* START Material for the task *

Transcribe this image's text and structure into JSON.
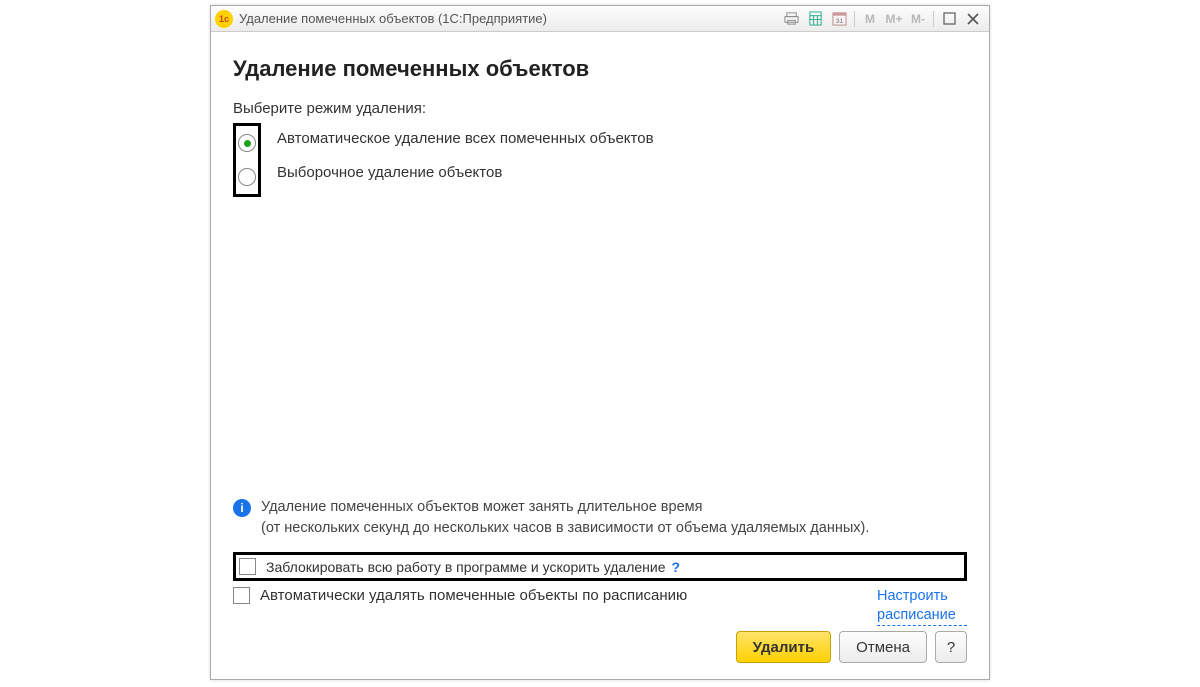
{
  "titlebar": {
    "title": "Удаление помеченных объектов  (1С:Предприятие)",
    "m": "M",
    "mplus": "M+",
    "mminus": "M-"
  },
  "heading": "Удаление помеченных объектов",
  "prompt": "Выберите режим удаления:",
  "radios": {
    "auto": "Автоматическое удаление всех помеченных объектов",
    "selective": "Выборочное удаление объектов"
  },
  "info": {
    "line1": "Удаление помеченных объектов может занять длительное время",
    "line2": "(от нескольких секунд до нескольких часов в зависимости от объема удаляемых данных)."
  },
  "checks": {
    "block": "Заблокировать всю работу в программе и ускорить удаление",
    "schedule": "Автоматически удалять помеченные объекты по расписанию",
    "schedule_link": "Настроить расписание",
    "qmark": "?"
  },
  "footer": {
    "delete": "Удалить",
    "cancel": "Отмена",
    "help": "?"
  }
}
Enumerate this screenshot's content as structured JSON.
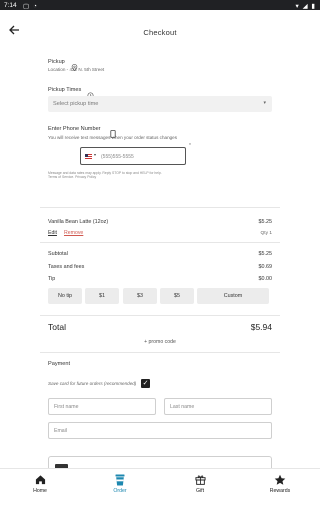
{
  "status_bar": {
    "time": "7:14"
  },
  "header": {
    "title": "Checkout"
  },
  "pickup": {
    "label": "Pickup",
    "location": "Location - 422 N. 5th Street"
  },
  "pickup_times": {
    "label": "Pickup Times",
    "placeholder": "Select pickup time"
  },
  "phone": {
    "label": "Enter Phone Number",
    "description": "You will receive text messages when your order status changes",
    "placeholder": "(555)555-5555",
    "asterisk": "*",
    "disclaimer_1": "Message and data rates may apply. Reply STOP to stop and HELP for help.",
    "disclaimer_2": "Terms of Service. Privacy Policy"
  },
  "order": {
    "item_name": "Vanilla Bean Latte (12oz)",
    "item_price": "$5.25",
    "edit_label": "Edit",
    "remove_label": "Remove",
    "qty": "Qty 1"
  },
  "summary": {
    "subtotal_label": "Subtotal",
    "subtotal_value": "$5.25",
    "taxes_label": "Taxes and fees",
    "taxes_value": "$0.69",
    "tip_label": "Tip",
    "tip_value": "$0.00"
  },
  "tip_options": [
    "No tip",
    "$1",
    "$3",
    "$5",
    "Custom"
  ],
  "total": {
    "label": "Total",
    "value": "$5.94"
  },
  "promo": {
    "label": "+ promo code"
  },
  "payment": {
    "title": "Payment",
    "save_card_label": "Save card for future orders (recommended)",
    "save_card_checked": true,
    "first_name_placeholder": "First name",
    "last_name_placeholder": "Last name",
    "email_placeholder": "Email"
  },
  "bottom_nav": [
    {
      "label": "Home",
      "icon": "home-icon",
      "active": false
    },
    {
      "label": "Order",
      "icon": "cup-icon",
      "active": true
    },
    {
      "label": "Gift",
      "icon": "gift-icon",
      "active": false
    },
    {
      "label": "Rewards",
      "icon": "star-icon",
      "active": false
    }
  ],
  "colors": {
    "accent": "#1e88b0",
    "remove": "#d0584f"
  }
}
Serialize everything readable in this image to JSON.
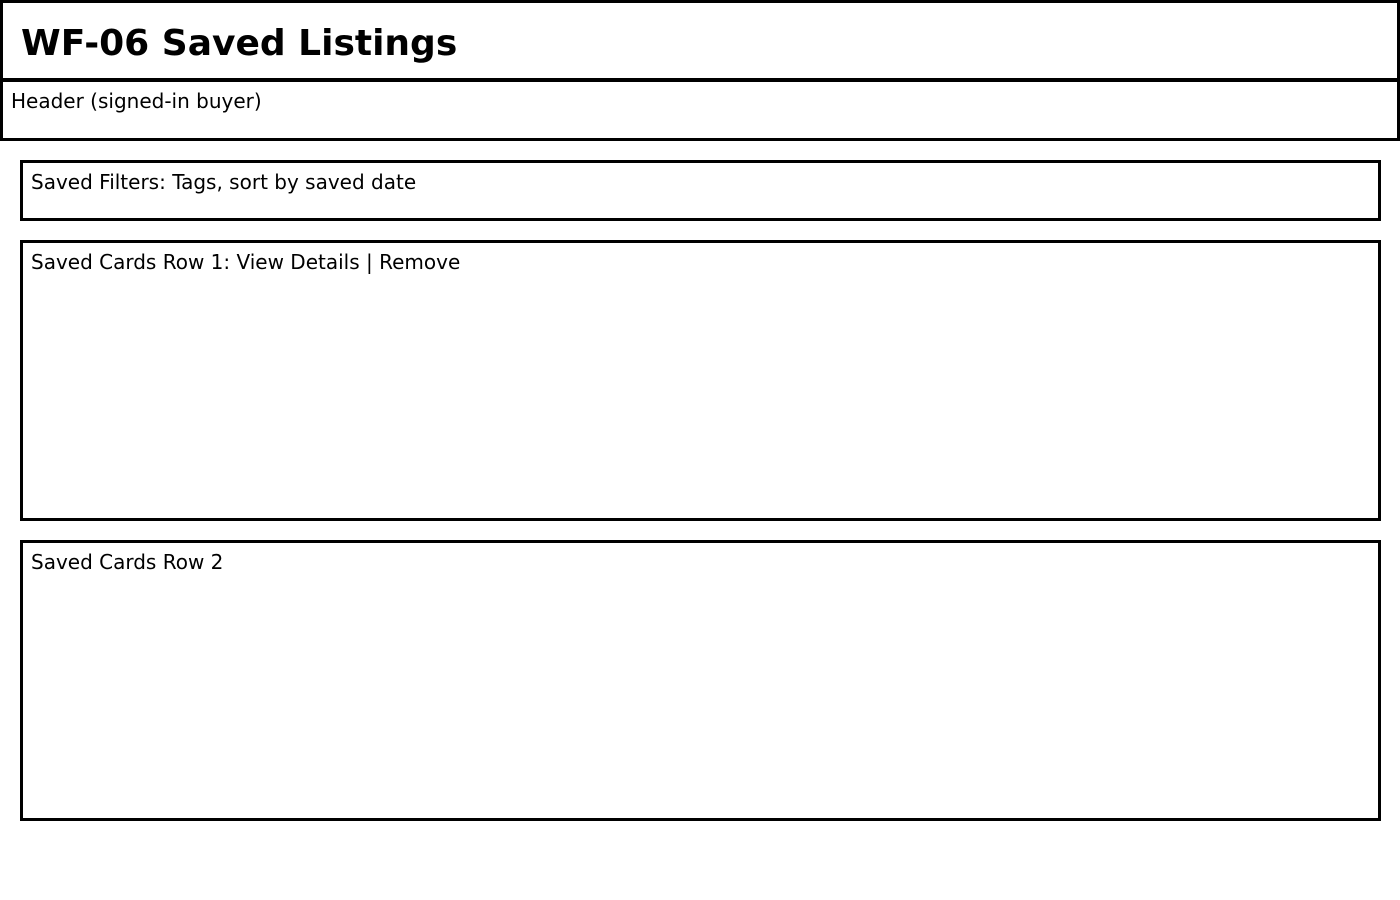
{
  "page": {
    "title": "WF-06 Saved Listings"
  },
  "regions": {
    "header": "Header (signed-in buyer)",
    "saved_filters": "Saved Filters: Tags, sort by saved date",
    "saved_cards_row_1": "Saved Cards Row 1: View Details | Remove",
    "saved_cards_row_2": "Saved Cards Row 2"
  }
}
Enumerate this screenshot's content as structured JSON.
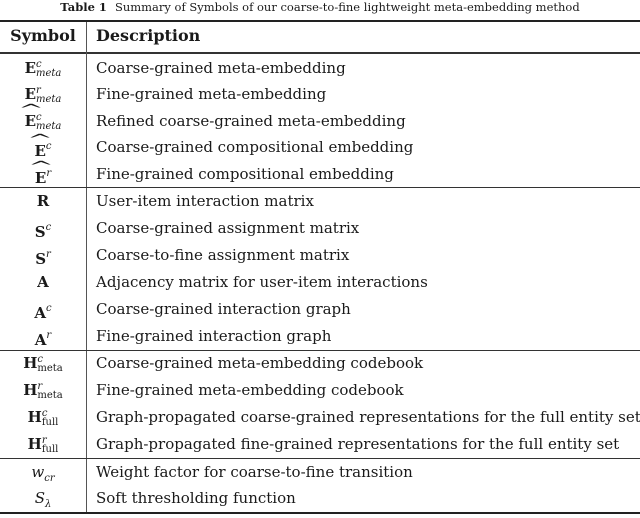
{
  "caption": {
    "label": "Table 1",
    "text": "Summary of Symbols of our coarse-to-fine lightweight meta-embedding method"
  },
  "header": {
    "symbol": "Symbol",
    "description": "Description"
  },
  "groups": [
    {
      "rows": [
        {
          "base": "E",
          "hat": false,
          "sup": "c",
          "sub": "meta",
          "sub_italic": true,
          "description": "Coarse-grained meta-embedding"
        },
        {
          "base": "E",
          "hat": false,
          "sup": "r",
          "sub": "meta",
          "sub_italic": true,
          "description": "Fine-grained meta-embedding"
        },
        {
          "base": "E",
          "hat": true,
          "sup": "c",
          "sub": "meta",
          "sub_italic": true,
          "description": "Refined coarse-grained meta-embedding"
        },
        {
          "base": "E",
          "hat": true,
          "sup": "c",
          "sub": "",
          "sub_italic": false,
          "description": "Coarse-grained compositional embedding"
        },
        {
          "base": "E",
          "hat": true,
          "sup": "r",
          "sub": "",
          "sub_italic": false,
          "description": "Fine-grained compositional embedding"
        }
      ]
    },
    {
      "rows": [
        {
          "base": "R",
          "sup": "",
          "sub": "",
          "description": "User-item interaction matrix"
        },
        {
          "base": "S",
          "sup": "c",
          "sub": "",
          "description": "Coarse-grained assignment matrix"
        },
        {
          "base": "S",
          "sup": "r",
          "sub": "",
          "description": "Coarse-to-fine assignment matrix"
        },
        {
          "base": "A",
          "sup": "",
          "sub": "",
          "description": "Adjacency matrix for user-item interactions"
        },
        {
          "base": "A",
          "sup": "c",
          "sub": "",
          "description": "Coarse-grained interaction graph"
        },
        {
          "base": "A",
          "sup": "r",
          "sub": "",
          "description": "Fine-grained interaction graph"
        }
      ]
    },
    {
      "rows": [
        {
          "base": "H",
          "sup": "c",
          "sub": "meta",
          "description": "Coarse-grained meta-embedding codebook"
        },
        {
          "base": "H",
          "sup": "r",
          "sub": "meta",
          "description": "Fine-grained meta-embedding codebook"
        },
        {
          "base": "H",
          "sup": "c",
          "sub": "full",
          "description": "Graph-propagated coarse-grained representations for the full entity set"
        },
        {
          "base": "H",
          "sup": "r",
          "sub": "full",
          "description": "Graph-propagated fine-grained representations for the full entity set"
        }
      ]
    },
    {
      "rows": [
        {
          "base": "w",
          "sub": "cr",
          "description": "Weight factor for coarse-to-fine transition"
        },
        {
          "base": "S",
          "sub": "λ",
          "description": "Soft thresholding function"
        }
      ]
    }
  ]
}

* END Material for the task *

> [Problem to work on]
Copy the records above exactly, omitting every picture.

> [Problem solution]
Transcribe this image's text and structure into JSON.
{
  "titlebar": {
    "title": "Удаление помеченных объектов  (1С:Предприятие)",
    "m": "M",
    "mplus": "M+",
    "mminus": "M-"
  },
  "heading": "Удаление помеченных объектов",
  "prompt": "Выберите режим удаления:",
  "radios": {
    "auto": "Автоматическое удаление всех помеченных объектов",
    "selective": "Выборочное удаление объектов"
  },
  "info": {
    "line1": "Удаление помеченных объектов может занять длительное время",
    "line2": "(от нескольких секунд до нескольких часов в зависимости от объема удаляемых данных)."
  },
  "checks": {
    "block": "Заблокировать всю работу в программе и ускорить удаление",
    "schedule": "Автоматически удалять помеченные объекты по расписанию",
    "schedule_link": "Настроить расписание",
    "qmark": "?"
  },
  "footer": {
    "delete": "Удалить",
    "cancel": "Отмена",
    "help": "?"
  }
}
Enumerate this screenshot's content as structured JSON.
{
  "status_bar": {
    "time": "7:14"
  },
  "header": {
    "title": "Checkout"
  },
  "pickup": {
    "label": "Pickup",
    "location": "Location - 422 N. 5th Street"
  },
  "pickup_times": {
    "label": "Pickup Times",
    "placeholder": "Select pickup time"
  },
  "phone": {
    "label": "Enter Phone Number",
    "description": "You will receive text messages when your order status changes",
    "placeholder": "(555)555-5555",
    "asterisk": "*",
    "disclaimer_1": "Message and data rates may apply. Reply STOP to stop and HELP for help.",
    "disclaimer_2": "Terms of Service. Privacy Policy"
  },
  "order": {
    "item_name": "Vanilla Bean Latte (12oz)",
    "item_price": "$5.25",
    "edit_label": "Edit",
    "remove_label": "Remove",
    "qty": "Qty 1"
  },
  "summary": {
    "subtotal_label": "Subtotal",
    "subtotal_value": "$5.25",
    "taxes_label": "Taxes and fees",
    "taxes_value": "$0.69",
    "tip_label": "Tip",
    "tip_value": "$0.00"
  },
  "tip_options": [
    "No tip",
    "$1",
    "$3",
    "$5",
    "Custom"
  ],
  "total": {
    "label": "Total",
    "value": "$5.94"
  },
  "promo": {
    "label": "+ promo code"
  },
  "payment": {
    "title": "Payment",
    "save_card_label": "Save card for future orders (recommended)",
    "save_card_checked": true,
    "first_name_placeholder": "First name",
    "last_name_placeholder": "Last name",
    "email_placeholder": "Email"
  },
  "bottom_nav": [
    {
      "label": "Home",
      "icon": "home-icon",
      "active": false
    },
    {
      "label": "Order",
      "icon": "cup-icon",
      "active": true
    },
    {
      "label": "Gift",
      "icon": "gift-icon",
      "active": false
    },
    {
      "label": "Rewards",
      "icon": "star-icon",
      "active": false
    }
  ],
  "colors": {
    "accent": "#1e88b0",
    "remove": "#d0584f"
  }
}
Serialize everything readable in this image to JSON.
{
  "page": {
    "title": "WF-06 Saved Listings"
  },
  "regions": {
    "header": "Header (signed-in buyer)",
    "saved_filters": "Saved Filters: Tags, sort by saved date",
    "saved_cards_row_1": "Saved Cards Row 1: View Details | Remove",
    "saved_cards_row_2": "Saved Cards Row 2"
  }
}
Enumerate this screenshot's content as structured JSON.
{
  "caption": {
    "label": "Table 1",
    "text": "Summary of Symbols of our coarse-to-fine lightweight meta-embedding method"
  },
  "header": {
    "symbol": "Symbol",
    "description": "Description"
  },
  "groups": [
    {
      "rows": [
        {
          "base": "E",
          "hat": false,
          "sup": "c",
          "sub": "meta",
          "sub_italic": true,
          "description": "Coarse-grained meta-embedding"
        },
        {
          "base": "E",
          "hat": false,
          "sup": "r",
          "sub": "meta",
          "sub_italic": true,
          "description": "Fine-grained meta-embedding"
        },
        {
          "base": "E",
          "hat": true,
          "sup": "c",
          "sub": "meta",
          "sub_italic": true,
          "description": "Refined coarse-grained meta-embedding"
        },
        {
          "base": "E",
          "hat": true,
          "sup": "c",
          "sub": "",
          "sub_italic": false,
          "description": "Coarse-grained compositional embedding"
        },
        {
          "base": "E",
          "hat": true,
          "sup": "r",
          "sub": "",
          "sub_italic": false,
          "description": "Fine-grained compositional embedding"
        }
      ]
    },
    {
      "rows": [
        {
          "base": "R",
          "sup": "",
          "sub": "",
          "description": "User-item interaction matrix"
        },
        {
          "base": "S",
          "sup": "c",
          "sub": "",
          "description": "Coarse-grained assignment matrix"
        },
        {
          "base": "S",
          "sup": "r",
          "sub": "",
          "description": "Coarse-to-fine assignment matrix"
        },
        {
          "base": "A",
          "sup": "",
          "sub": "",
          "description": "Adjacency matrix for user-item interactions"
        },
        {
          "base": "A",
          "sup": "c",
          "sub": "",
          "description": "Coarse-grained interaction graph"
        },
        {
          "base": "A",
          "sup": "r",
          "sub": "",
          "description": "Fine-grained interaction graph"
        }
      ]
    },
    {
      "rows": [
        {
          "base": "H",
          "sup": "c",
          "sub": "meta",
          "description": "Coarse-grained meta-embedding codebook"
        },
        {
          "base": "H",
          "sup": "r",
          "sub": "meta",
          "description": "Fine-grained meta-embedding codebook"
        },
        {
          "base": "H",
          "sup": "c",
          "sub": "full",
          "description": "Graph-propagated coarse-grained representations for the full entity set"
        },
        {
          "base": "H",
          "sup": "r",
          "sub": "full",
          "description": "Graph-propagated fine-grained representations for the full entity set"
        }
      ]
    },
    {
      "rows": [
        {
          "base": "w",
          "sub": "cr",
          "description": "Weight factor for coarse-to-fine transition"
        },
        {
          "base": "S",
          "sub": "λ",
          "description": "Soft thresholding function"
        }
      ]
    }
  ]
}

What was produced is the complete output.